Find the lines in these entries that include the word "incompleto" and state how many there are, with no other words.

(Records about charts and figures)
******************************

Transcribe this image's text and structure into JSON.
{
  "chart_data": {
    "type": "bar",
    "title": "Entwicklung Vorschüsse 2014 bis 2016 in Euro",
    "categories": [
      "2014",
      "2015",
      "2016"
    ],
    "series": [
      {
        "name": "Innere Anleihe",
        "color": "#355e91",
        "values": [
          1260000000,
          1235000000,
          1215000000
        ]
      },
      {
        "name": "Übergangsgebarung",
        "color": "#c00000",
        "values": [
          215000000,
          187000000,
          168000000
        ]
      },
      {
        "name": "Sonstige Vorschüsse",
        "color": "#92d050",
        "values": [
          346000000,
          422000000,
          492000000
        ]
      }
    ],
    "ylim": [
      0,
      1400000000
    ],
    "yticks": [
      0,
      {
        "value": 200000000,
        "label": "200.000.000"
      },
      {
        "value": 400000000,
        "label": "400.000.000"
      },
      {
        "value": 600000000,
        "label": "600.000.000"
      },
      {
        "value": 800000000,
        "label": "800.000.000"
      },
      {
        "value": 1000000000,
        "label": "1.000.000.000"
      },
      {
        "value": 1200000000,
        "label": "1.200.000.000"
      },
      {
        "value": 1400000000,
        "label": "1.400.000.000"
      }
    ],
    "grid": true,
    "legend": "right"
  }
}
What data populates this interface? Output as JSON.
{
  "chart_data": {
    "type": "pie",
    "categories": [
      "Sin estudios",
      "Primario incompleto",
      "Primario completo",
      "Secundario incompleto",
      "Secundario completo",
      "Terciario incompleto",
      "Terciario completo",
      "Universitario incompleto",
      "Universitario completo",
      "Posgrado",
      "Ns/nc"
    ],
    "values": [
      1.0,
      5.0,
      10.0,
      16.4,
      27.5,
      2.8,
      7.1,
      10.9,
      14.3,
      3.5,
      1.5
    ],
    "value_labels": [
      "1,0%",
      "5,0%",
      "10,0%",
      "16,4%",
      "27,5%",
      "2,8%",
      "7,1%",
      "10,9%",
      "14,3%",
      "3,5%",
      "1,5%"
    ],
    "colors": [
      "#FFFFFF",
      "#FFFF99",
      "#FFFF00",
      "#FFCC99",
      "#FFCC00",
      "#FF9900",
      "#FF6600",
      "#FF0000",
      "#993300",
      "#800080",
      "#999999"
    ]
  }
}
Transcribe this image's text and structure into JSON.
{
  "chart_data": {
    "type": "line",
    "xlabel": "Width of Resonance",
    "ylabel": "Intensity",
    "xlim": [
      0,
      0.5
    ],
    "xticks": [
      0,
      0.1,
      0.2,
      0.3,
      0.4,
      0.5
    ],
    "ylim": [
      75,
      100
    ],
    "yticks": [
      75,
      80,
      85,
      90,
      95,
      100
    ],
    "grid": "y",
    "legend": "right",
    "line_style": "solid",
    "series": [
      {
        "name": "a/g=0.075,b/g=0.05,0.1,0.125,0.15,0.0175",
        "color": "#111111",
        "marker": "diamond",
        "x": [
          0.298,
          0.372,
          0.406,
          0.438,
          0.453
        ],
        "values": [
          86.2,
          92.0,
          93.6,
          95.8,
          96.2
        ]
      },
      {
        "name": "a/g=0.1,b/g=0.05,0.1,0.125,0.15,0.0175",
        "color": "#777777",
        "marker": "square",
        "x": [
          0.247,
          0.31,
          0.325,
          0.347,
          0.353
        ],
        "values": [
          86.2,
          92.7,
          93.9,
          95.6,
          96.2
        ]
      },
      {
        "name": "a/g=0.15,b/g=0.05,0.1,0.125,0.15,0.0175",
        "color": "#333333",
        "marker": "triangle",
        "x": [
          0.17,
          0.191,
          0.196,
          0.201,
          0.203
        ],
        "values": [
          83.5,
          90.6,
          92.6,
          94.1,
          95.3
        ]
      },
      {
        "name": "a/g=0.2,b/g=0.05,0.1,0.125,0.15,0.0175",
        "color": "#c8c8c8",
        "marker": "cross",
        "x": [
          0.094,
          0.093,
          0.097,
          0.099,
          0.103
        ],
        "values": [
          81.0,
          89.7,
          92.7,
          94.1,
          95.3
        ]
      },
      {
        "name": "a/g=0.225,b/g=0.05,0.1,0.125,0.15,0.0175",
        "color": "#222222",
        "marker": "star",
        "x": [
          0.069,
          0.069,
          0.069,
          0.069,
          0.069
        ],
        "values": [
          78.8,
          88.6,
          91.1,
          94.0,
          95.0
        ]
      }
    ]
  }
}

******************************

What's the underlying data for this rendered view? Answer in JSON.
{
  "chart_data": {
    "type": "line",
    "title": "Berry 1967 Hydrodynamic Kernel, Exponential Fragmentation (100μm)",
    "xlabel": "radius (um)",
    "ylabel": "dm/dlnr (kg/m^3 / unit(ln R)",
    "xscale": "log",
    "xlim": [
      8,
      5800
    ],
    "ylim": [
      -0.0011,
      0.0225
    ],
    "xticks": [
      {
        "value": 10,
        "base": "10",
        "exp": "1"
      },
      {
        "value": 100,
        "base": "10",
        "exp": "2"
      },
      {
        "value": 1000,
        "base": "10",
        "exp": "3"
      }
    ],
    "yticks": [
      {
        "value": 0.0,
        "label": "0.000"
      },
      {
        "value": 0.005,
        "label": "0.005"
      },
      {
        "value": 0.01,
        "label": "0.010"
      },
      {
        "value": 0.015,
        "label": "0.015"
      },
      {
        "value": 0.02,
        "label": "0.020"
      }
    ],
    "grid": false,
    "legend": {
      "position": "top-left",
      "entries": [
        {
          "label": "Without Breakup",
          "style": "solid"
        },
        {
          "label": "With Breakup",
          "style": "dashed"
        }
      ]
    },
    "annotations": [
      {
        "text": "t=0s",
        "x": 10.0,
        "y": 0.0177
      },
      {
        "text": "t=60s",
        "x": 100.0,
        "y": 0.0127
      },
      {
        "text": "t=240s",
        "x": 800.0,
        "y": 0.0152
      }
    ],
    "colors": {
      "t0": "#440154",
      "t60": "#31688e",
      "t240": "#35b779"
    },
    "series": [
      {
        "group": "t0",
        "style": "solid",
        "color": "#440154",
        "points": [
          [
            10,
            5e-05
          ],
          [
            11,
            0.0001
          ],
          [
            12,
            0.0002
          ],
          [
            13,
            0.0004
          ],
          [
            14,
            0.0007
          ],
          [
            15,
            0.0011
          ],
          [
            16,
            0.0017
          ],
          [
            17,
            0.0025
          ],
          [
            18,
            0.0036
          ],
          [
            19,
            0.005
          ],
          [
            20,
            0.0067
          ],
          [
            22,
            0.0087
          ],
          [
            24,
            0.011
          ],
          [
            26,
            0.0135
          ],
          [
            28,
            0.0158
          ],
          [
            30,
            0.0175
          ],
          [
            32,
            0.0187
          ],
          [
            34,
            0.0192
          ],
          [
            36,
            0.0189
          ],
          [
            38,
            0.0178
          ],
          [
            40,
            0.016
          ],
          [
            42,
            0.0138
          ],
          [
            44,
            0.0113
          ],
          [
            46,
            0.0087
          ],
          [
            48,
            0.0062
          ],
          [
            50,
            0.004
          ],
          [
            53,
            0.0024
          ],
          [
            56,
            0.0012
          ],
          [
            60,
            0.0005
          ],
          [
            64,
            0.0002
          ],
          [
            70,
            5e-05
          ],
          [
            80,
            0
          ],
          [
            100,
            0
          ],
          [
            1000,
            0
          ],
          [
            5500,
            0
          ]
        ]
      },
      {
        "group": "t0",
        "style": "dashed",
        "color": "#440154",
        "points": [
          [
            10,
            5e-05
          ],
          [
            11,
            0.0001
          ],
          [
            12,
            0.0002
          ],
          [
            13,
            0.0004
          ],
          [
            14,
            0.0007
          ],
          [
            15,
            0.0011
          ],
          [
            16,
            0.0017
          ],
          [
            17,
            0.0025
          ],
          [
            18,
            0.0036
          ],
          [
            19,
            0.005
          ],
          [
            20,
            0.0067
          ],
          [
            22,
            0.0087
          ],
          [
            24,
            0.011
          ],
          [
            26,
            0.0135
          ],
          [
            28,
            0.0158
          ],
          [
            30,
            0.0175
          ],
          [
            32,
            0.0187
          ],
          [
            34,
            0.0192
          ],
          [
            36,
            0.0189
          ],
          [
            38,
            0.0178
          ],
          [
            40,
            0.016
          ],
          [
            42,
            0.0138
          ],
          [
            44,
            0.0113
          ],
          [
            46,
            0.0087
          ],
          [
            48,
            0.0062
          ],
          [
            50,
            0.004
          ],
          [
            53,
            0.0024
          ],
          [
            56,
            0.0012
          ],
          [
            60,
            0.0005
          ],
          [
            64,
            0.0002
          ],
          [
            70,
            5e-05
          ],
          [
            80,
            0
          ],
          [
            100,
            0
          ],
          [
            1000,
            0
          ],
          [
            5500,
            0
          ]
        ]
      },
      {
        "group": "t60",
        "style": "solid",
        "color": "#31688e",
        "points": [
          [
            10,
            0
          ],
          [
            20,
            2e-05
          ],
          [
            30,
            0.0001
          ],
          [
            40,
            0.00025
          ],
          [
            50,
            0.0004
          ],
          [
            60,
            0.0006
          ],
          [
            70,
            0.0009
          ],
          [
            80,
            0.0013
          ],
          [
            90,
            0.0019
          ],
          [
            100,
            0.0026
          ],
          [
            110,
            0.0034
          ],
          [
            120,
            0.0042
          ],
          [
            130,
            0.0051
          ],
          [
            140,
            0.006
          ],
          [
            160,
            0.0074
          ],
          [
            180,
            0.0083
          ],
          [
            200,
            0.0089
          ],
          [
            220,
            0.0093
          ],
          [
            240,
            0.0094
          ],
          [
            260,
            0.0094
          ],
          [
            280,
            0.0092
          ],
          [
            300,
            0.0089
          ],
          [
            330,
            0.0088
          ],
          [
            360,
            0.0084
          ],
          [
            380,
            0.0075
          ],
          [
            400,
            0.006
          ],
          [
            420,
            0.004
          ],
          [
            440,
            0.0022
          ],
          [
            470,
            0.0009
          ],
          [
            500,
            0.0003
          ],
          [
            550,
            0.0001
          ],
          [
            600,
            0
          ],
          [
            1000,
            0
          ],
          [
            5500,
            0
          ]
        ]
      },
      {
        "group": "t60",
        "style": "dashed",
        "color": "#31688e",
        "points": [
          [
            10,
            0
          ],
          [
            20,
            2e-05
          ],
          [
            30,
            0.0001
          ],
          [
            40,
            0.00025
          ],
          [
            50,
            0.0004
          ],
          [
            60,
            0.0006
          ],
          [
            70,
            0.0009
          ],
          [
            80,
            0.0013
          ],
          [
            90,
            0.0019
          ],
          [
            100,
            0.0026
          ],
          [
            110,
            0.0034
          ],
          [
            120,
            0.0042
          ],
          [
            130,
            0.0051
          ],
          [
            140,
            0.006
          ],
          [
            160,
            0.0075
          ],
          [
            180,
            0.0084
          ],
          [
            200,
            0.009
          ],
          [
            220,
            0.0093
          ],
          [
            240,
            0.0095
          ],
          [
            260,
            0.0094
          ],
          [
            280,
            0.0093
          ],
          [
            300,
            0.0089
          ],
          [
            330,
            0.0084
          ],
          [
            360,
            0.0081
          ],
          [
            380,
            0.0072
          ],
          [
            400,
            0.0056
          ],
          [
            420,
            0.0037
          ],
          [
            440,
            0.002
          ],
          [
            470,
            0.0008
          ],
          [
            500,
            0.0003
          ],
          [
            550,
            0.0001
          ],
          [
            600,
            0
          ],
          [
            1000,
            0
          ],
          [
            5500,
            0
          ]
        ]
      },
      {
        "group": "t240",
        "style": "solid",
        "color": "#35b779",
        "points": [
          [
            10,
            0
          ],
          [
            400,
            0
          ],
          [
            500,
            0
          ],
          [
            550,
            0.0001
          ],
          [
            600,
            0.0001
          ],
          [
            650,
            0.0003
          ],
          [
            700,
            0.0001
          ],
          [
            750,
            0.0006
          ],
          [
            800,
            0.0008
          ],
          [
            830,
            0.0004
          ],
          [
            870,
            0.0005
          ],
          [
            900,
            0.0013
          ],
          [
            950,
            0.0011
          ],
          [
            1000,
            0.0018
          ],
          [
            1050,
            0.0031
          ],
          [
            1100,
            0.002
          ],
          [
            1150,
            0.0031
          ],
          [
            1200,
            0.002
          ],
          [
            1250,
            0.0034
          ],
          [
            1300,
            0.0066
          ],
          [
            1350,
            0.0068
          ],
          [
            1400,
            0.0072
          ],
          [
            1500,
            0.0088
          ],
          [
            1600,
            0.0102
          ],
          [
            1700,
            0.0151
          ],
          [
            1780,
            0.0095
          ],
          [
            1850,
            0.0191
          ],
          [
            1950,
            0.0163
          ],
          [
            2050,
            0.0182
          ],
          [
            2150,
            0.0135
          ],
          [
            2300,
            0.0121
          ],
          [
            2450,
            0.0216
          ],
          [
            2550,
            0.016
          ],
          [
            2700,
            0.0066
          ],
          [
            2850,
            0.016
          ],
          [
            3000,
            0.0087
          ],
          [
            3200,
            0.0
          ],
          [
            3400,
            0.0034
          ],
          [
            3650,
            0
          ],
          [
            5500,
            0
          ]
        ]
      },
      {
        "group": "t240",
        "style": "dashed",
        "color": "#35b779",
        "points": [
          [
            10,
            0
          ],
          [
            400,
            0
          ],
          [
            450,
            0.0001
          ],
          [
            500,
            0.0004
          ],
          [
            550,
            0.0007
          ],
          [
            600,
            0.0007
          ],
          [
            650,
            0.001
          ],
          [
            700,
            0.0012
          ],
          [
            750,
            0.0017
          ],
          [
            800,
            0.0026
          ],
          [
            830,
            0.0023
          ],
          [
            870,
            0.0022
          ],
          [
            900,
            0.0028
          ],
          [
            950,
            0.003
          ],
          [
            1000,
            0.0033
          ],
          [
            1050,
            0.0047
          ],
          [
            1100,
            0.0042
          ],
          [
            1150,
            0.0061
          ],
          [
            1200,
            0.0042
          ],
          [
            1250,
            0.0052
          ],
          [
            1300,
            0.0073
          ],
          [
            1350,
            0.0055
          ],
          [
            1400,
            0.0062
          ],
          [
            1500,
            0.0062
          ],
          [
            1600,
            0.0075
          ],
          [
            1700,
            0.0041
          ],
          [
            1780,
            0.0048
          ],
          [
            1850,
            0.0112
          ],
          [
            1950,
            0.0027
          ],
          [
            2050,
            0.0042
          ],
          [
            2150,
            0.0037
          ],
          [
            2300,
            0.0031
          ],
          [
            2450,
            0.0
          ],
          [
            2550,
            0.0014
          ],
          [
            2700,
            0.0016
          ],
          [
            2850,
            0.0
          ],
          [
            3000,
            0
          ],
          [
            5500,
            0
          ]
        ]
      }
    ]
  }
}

******************************

◆ Response for this exercise ◆
4